DATASET RECORDS: Begin

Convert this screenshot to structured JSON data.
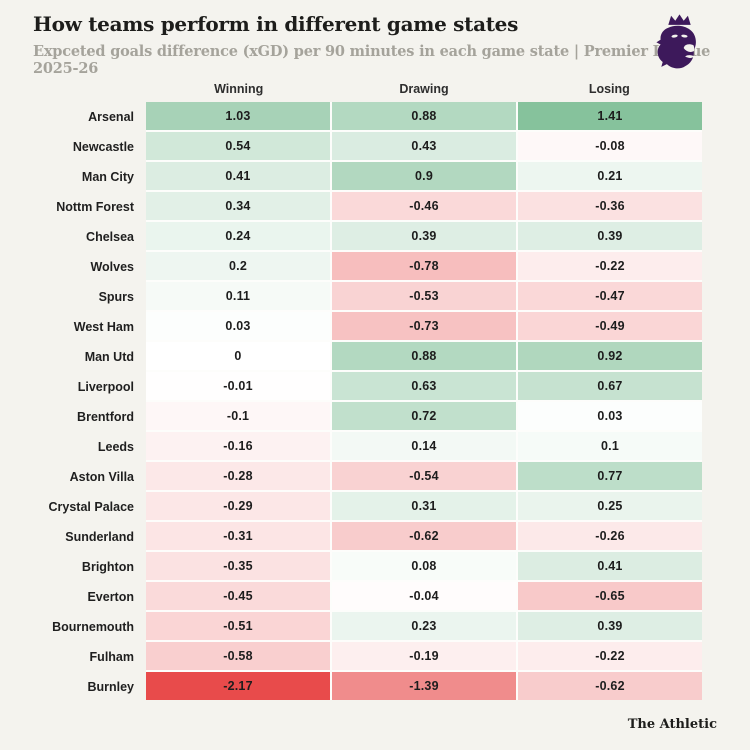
{
  "header": {
    "title": "How teams perform in different game states",
    "subtitle": "Expceted goals difference (xGD) per 90 minutes in each game state | Premier League 2025-26",
    "logo_name": "premier-league-lion",
    "logo_color": "#3d195b"
  },
  "footer": {
    "brand": "The Athletic"
  },
  "chart_data": {
    "type": "heatmap",
    "columns": [
      "Winning",
      "Drawing",
      "Losing"
    ],
    "rows": [
      {
        "team": "Arsenal",
        "values": [
          1.03,
          0.88,
          1.41
        ],
        "display": [
          "1.03",
          "0.88",
          "1.41"
        ]
      },
      {
        "team": "Newcastle",
        "values": [
          0.54,
          0.43,
          -0.08
        ],
        "display": [
          "0.54",
          "0.43",
          "-0.08"
        ]
      },
      {
        "team": "Man City",
        "values": [
          0.41,
          0.9,
          0.21
        ],
        "display": [
          "0.41",
          "0.9",
          "0.21"
        ]
      },
      {
        "team": "Nottm Forest",
        "values": [
          0.34,
          -0.46,
          -0.36
        ],
        "display": [
          "0.34",
          "-0.46",
          "-0.36"
        ]
      },
      {
        "team": "Chelsea",
        "values": [
          0.24,
          0.39,
          0.39
        ],
        "display": [
          "0.24",
          "0.39",
          "0.39"
        ]
      },
      {
        "team": "Wolves",
        "values": [
          0.2,
          -0.78,
          -0.22
        ],
        "display": [
          "0.2",
          "-0.78",
          "-0.22"
        ]
      },
      {
        "team": "Spurs",
        "values": [
          0.11,
          -0.53,
          -0.47
        ],
        "display": [
          "0.11",
          "-0.53",
          "-0.47"
        ]
      },
      {
        "team": "West Ham",
        "values": [
          0.03,
          -0.73,
          -0.49
        ],
        "display": [
          "0.03",
          "-0.73",
          "-0.49"
        ]
      },
      {
        "team": "Man Utd",
        "values": [
          0,
          0.88,
          0.92
        ],
        "display": [
          "0",
          "0.88",
          "0.92"
        ]
      },
      {
        "team": "Liverpool",
        "values": [
          -0.01,
          0.63,
          0.67
        ],
        "display": [
          "-0.01",
          "0.63",
          "0.67"
        ]
      },
      {
        "team": "Brentford",
        "values": [
          -0.1,
          0.72,
          0.03
        ],
        "display": [
          "-0.1",
          "0.72",
          "0.03"
        ]
      },
      {
        "team": "Leeds",
        "values": [
          -0.16,
          0.14,
          0.1
        ],
        "display": [
          "-0.16",
          "0.14",
          "0.1"
        ]
      },
      {
        "team": "Aston Villa",
        "values": [
          -0.28,
          -0.54,
          0.77
        ],
        "display": [
          "-0.28",
          "-0.54",
          "0.77"
        ]
      },
      {
        "team": "Crystal Palace",
        "values": [
          -0.29,
          0.31,
          0.25
        ],
        "display": [
          "-0.29",
          "0.31",
          "0.25"
        ]
      },
      {
        "team": "Sunderland",
        "values": [
          -0.31,
          -0.62,
          -0.26
        ],
        "display": [
          "-0.31",
          "-0.62",
          "-0.26"
        ]
      },
      {
        "team": "Brighton",
        "values": [
          -0.35,
          0.08,
          0.41
        ],
        "display": [
          "-0.35",
          "0.08",
          "0.41"
        ]
      },
      {
        "team": "Everton",
        "values": [
          -0.45,
          -0.04,
          -0.65
        ],
        "display": [
          "-0.45",
          "-0.04",
          "-0.65"
        ]
      },
      {
        "team": "Bournemouth",
        "values": [
          -0.51,
          0.23,
          0.39
        ],
        "display": [
          "-0.51",
          "0.23",
          "0.39"
        ]
      },
      {
        "team": "Fulham",
        "values": [
          -0.58,
          -0.19,
          -0.22
        ],
        "display": [
          "-0.58",
          "-0.19",
          "-0.22"
        ]
      },
      {
        "team": "Burnley",
        "values": [
          -2.17,
          -1.39,
          -0.62
        ],
        "display": [
          "-2.17",
          "-1.39",
          "-0.62"
        ]
      }
    ],
    "color_scale": {
      "positive_anchor": "#86c29c",
      "negative_anchor": "#e84b4b",
      "neutral": "#ffffff",
      "max": 1.41,
      "min": -2.17
    },
    "grid": "white 2px gaps between cells",
    "legend_position": "none"
  }
}
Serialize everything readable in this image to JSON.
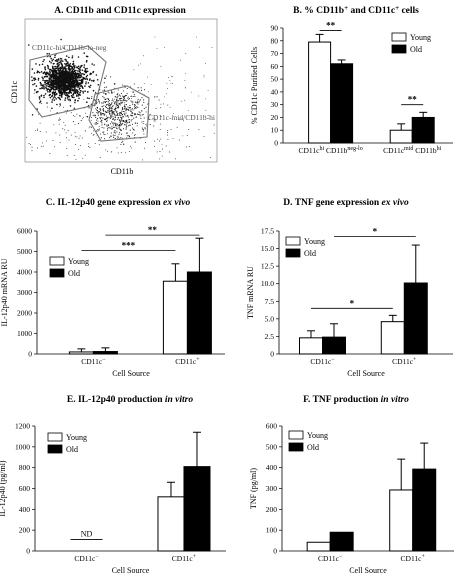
{
  "chart_data": [
    {
      "id": "A",
      "type": "scatter",
      "title": "A. CD11b and CD11c expression",
      "xlabel": "CD11b",
      "ylabel": "CD11c",
      "gates": [
        {
          "label": "CD11c-hi/CD11b-lo-neg"
        },
        {
          "label": "CD11c-mid/CD11b-hi"
        }
      ]
    },
    {
      "id": "B",
      "type": "bar",
      "title_main": "B. % CD11b",
      "title_sup1": "+",
      "title_mid": " and CD11c",
      "title_sup2": "+",
      "title_end": " cells",
      "ylabel": "% CD11c Purified Cells",
      "ylim": [
        0,
        90
      ],
      "yticks": [
        0,
        10,
        20,
        30,
        40,
        50,
        60,
        70,
        80,
        90
      ],
      "categories": [
        {
          "main": "CD11c",
          "sup": "hi",
          "main2": " CD11b",
          "sup2": "neg-lo"
        },
        {
          "main": "CD11c",
          "sup": "mid",
          "main2": " CD11b",
          "sup2": "hi"
        }
      ],
      "series": [
        {
          "name": "Young",
          "values": [
            79,
            10
          ],
          "errors": [
            6,
            5
          ]
        },
        {
          "name": "Old",
          "values": [
            62,
            20
          ],
          "errors": [
            3,
            4
          ]
        }
      ],
      "significance": [
        {
          "label": "**",
          "group": 0
        },
        {
          "label": "**",
          "group": 1
        }
      ],
      "legend": "top-right"
    },
    {
      "id": "C",
      "type": "bar",
      "title_main": "C. IL-12p40 gene expression ",
      "title_ital": "ex vivo",
      "ylabel": "IL-12p40 mRNA RU",
      "xlabel": "Cell Source",
      "ylim": [
        0,
        6000
      ],
      "yticks": [
        0,
        1000,
        2000,
        3000,
        4000,
        5000,
        6000
      ],
      "categories": [
        {
          "main": "CD11c",
          "sup": "−"
        },
        {
          "main": "CD11c",
          "sup": "+"
        }
      ],
      "series": [
        {
          "name": "Young",
          "values": [
            100,
            3550
          ],
          "errors": [
            150,
            850
          ]
        },
        {
          "name": "Old",
          "values": [
            120,
            4000
          ],
          "errors": [
            180,
            1650
          ]
        }
      ],
      "significance": [
        {
          "label": "***",
          "from": 0,
          "to": 2
        },
        {
          "label": "**",
          "from": 1,
          "to": 3
        }
      ],
      "legend": "middle-left"
    },
    {
      "id": "D",
      "type": "bar",
      "title_main": "D. TNF gene expression ",
      "title_ital": "ex vivo",
      "ylabel": "TNF mRNA RU",
      "xlabel": "Cell Source",
      "ylim": [
        0,
        17.5
      ],
      "yticks": [
        "0",
        "2.5",
        "5.0",
        "7.5",
        "10.0",
        "12.5",
        "15.0",
        "17.5"
      ],
      "categories": [
        {
          "main": "CD11c",
          "sup": "−"
        },
        {
          "main": "CD11c",
          "sup": "+"
        }
      ],
      "series": [
        {
          "name": "Young",
          "values": [
            2.3,
            4.6
          ],
          "errors": [
            1.0,
            0.9
          ]
        },
        {
          "name": "Old",
          "values": [
            2.4,
            10.1
          ],
          "errors": [
            1.9,
            5.4
          ]
        }
      ],
      "significance": [
        {
          "label": "*",
          "from": 0,
          "to": 2
        },
        {
          "label": "*",
          "from": 1,
          "to": 3
        }
      ],
      "legend": "top-left"
    },
    {
      "id": "E",
      "type": "bar",
      "title_main": "E. IL-12p40 production ",
      "title_ital": "in vitro",
      "ylabel": "IL-12p40  (pg/ml)",
      "xlabel": "Cell Source",
      "ylim": [
        0,
        1200
      ],
      "yticks": [
        0,
        200,
        400,
        600,
        800,
        1000,
        1200
      ],
      "categories": [
        {
          "main": "CD11c",
          "sup": "−"
        },
        {
          "main": "CD11c",
          "sup": "+"
        }
      ],
      "series": [
        {
          "name": "Young",
          "values": [
            null,
            520
          ],
          "errors": [
            0,
            140
          ]
        },
        {
          "name": "Old",
          "values": [
            null,
            810
          ],
          "errors": [
            0,
            330
          ]
        }
      ],
      "annotation": "ND",
      "legend": "top-left"
    },
    {
      "id": "F",
      "type": "bar",
      "title_main": "F. TNF production ",
      "title_ital": "in vitro",
      "ylabel": "TNF   (pg/ml)",
      "xlabel": "Cell Source",
      "ylim": [
        0,
        600
      ],
      "yticks": [
        0,
        100,
        200,
        300,
        400,
        500,
        600
      ],
      "categories": [
        {
          "main": "CD11c",
          "sup": "−"
        },
        {
          "main": "CD11c",
          "sup": "+"
        }
      ],
      "series": [
        {
          "name": "Young",
          "values": [
            42,
            293
          ],
          "errors": [
            0,
            148
          ]
        },
        {
          "name": "Old",
          "values": [
            90,
            393
          ],
          "errors": [
            0,
            125
          ]
        }
      ],
      "legend": "top-left"
    }
  ]
}
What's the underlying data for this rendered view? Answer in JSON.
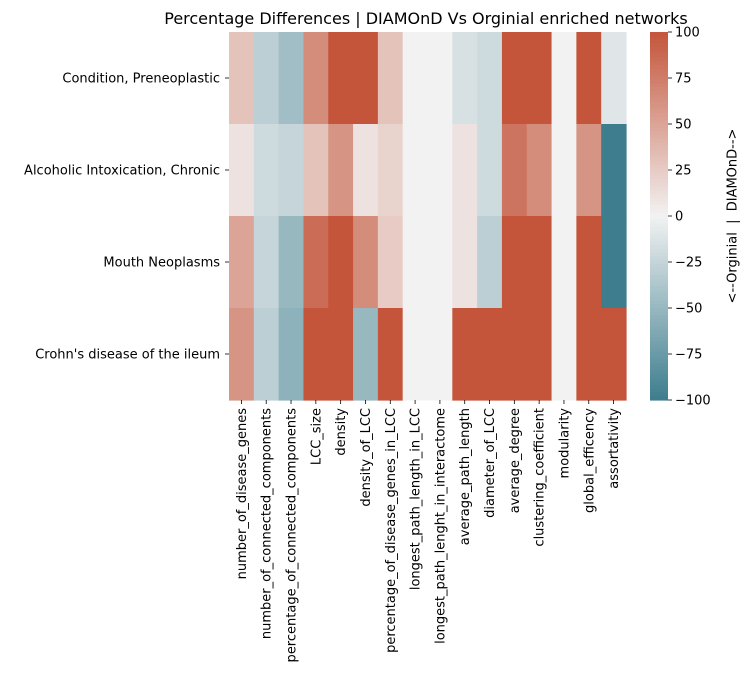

DATASET RECORDS: End

# YOUR INSTRUCTIONS:
Where does the string "ylabel" appear in the records above? Return every line that holds it.

# REPLY TO THE TASK:
      "ylabel": "CD11c",
      "ylabel": "% CD11c Purified Cells",
      "ylabel": "IL-12p40 mRNA RU",
      "ylabel": "TNF mRNA RU",
      "ylabel": "IL-12p40  (pg/ml)",
      "ylabel": "TNF   (pg/ml)",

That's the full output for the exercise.